▶ **Entries supplied**:

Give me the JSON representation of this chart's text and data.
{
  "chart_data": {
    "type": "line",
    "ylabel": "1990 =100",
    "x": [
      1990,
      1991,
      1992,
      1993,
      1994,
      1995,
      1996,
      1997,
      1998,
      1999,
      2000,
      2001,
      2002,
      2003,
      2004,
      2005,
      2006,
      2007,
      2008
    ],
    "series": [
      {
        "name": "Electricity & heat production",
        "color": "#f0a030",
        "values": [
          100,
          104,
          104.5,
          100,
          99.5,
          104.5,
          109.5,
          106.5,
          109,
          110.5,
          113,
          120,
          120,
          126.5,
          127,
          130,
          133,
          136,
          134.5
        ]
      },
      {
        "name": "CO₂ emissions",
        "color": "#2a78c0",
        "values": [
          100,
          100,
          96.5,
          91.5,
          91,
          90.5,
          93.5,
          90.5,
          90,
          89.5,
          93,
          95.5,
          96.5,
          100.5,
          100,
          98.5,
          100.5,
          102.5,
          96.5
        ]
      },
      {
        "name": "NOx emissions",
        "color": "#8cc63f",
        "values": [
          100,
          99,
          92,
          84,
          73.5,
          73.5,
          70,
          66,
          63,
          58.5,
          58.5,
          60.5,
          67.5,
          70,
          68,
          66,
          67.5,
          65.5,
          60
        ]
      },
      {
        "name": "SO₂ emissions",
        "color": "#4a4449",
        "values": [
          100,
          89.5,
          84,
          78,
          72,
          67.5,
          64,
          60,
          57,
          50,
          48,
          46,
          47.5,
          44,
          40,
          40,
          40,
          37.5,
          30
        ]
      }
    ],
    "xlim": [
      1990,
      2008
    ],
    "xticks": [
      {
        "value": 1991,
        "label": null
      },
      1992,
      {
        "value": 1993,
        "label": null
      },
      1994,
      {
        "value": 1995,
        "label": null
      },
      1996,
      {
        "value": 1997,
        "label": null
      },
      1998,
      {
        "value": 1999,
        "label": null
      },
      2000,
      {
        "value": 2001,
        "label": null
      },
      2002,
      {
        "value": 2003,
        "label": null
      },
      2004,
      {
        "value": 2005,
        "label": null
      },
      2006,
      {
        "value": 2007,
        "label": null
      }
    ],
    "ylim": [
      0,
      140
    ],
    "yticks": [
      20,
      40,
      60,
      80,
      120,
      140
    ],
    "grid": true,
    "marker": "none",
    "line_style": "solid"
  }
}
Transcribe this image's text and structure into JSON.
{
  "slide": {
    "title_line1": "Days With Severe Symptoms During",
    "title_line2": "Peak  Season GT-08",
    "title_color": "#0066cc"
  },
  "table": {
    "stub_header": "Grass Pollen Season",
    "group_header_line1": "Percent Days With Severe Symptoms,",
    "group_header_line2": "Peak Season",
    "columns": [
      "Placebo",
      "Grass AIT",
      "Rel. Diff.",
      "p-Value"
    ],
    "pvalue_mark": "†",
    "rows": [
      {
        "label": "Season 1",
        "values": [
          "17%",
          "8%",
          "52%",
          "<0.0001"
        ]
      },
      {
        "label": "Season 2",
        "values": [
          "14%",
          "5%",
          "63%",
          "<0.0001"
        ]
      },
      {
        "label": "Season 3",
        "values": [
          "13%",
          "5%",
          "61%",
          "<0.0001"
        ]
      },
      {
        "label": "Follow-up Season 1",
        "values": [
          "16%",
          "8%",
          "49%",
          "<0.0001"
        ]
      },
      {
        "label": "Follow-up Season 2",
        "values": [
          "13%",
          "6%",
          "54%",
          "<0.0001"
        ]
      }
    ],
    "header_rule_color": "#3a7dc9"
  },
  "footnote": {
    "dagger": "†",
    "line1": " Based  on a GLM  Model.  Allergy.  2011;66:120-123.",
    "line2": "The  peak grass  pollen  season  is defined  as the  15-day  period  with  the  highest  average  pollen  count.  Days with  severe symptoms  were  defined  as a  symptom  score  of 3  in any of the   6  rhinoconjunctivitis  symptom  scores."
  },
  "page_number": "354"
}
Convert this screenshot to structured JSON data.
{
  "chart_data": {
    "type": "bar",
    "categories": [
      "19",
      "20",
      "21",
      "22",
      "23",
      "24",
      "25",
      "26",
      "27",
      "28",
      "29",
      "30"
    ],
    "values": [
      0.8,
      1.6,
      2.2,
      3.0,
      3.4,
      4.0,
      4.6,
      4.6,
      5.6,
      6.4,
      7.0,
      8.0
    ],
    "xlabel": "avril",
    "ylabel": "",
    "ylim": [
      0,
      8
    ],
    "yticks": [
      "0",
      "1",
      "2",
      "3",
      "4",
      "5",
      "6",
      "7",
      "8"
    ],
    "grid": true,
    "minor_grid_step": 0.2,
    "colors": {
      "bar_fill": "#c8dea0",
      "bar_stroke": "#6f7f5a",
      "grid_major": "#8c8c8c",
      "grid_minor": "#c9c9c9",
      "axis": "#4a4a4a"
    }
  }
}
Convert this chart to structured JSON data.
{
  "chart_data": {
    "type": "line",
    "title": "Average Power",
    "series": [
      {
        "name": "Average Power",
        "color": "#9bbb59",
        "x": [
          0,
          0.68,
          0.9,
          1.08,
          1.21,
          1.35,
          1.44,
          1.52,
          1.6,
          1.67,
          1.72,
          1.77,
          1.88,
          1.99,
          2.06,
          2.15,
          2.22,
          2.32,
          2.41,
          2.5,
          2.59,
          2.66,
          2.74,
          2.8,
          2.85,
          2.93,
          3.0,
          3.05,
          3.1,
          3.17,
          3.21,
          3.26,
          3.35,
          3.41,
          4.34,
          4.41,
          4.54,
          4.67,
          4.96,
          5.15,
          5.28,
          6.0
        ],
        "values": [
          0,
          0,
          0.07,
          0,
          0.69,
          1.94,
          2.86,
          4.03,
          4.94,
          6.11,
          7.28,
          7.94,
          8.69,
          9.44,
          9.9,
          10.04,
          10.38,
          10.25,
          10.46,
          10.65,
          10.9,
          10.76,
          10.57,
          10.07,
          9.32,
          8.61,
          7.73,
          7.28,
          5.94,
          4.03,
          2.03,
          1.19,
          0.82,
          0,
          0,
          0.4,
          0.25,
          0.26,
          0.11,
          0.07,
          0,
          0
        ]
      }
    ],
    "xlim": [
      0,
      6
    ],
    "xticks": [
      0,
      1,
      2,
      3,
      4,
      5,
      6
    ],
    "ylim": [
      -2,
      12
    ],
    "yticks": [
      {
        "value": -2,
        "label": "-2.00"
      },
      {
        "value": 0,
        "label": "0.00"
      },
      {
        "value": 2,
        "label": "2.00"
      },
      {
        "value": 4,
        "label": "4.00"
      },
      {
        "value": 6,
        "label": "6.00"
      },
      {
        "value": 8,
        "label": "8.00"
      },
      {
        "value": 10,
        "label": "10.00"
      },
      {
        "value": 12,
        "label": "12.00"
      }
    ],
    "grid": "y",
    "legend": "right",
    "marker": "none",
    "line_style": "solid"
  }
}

▶ **Task objective**:
Show, from the material above, each line that includes the string "Days".

▶ **Solved problem**:
    "title_line1": "Days With Severe Symptoms During",
    "group_header_line1": "Percent Days With Severe Symptoms,",
    "line2": "The  peak grass  pollen  season  is defined  as the  15-day  period  with  the  highest  average  pollen  count.  Days with  severe symptoms  were  defined  as a  symptom  score  of 3  in any of the   6  rhinoconjunctivitis  symptom  scores."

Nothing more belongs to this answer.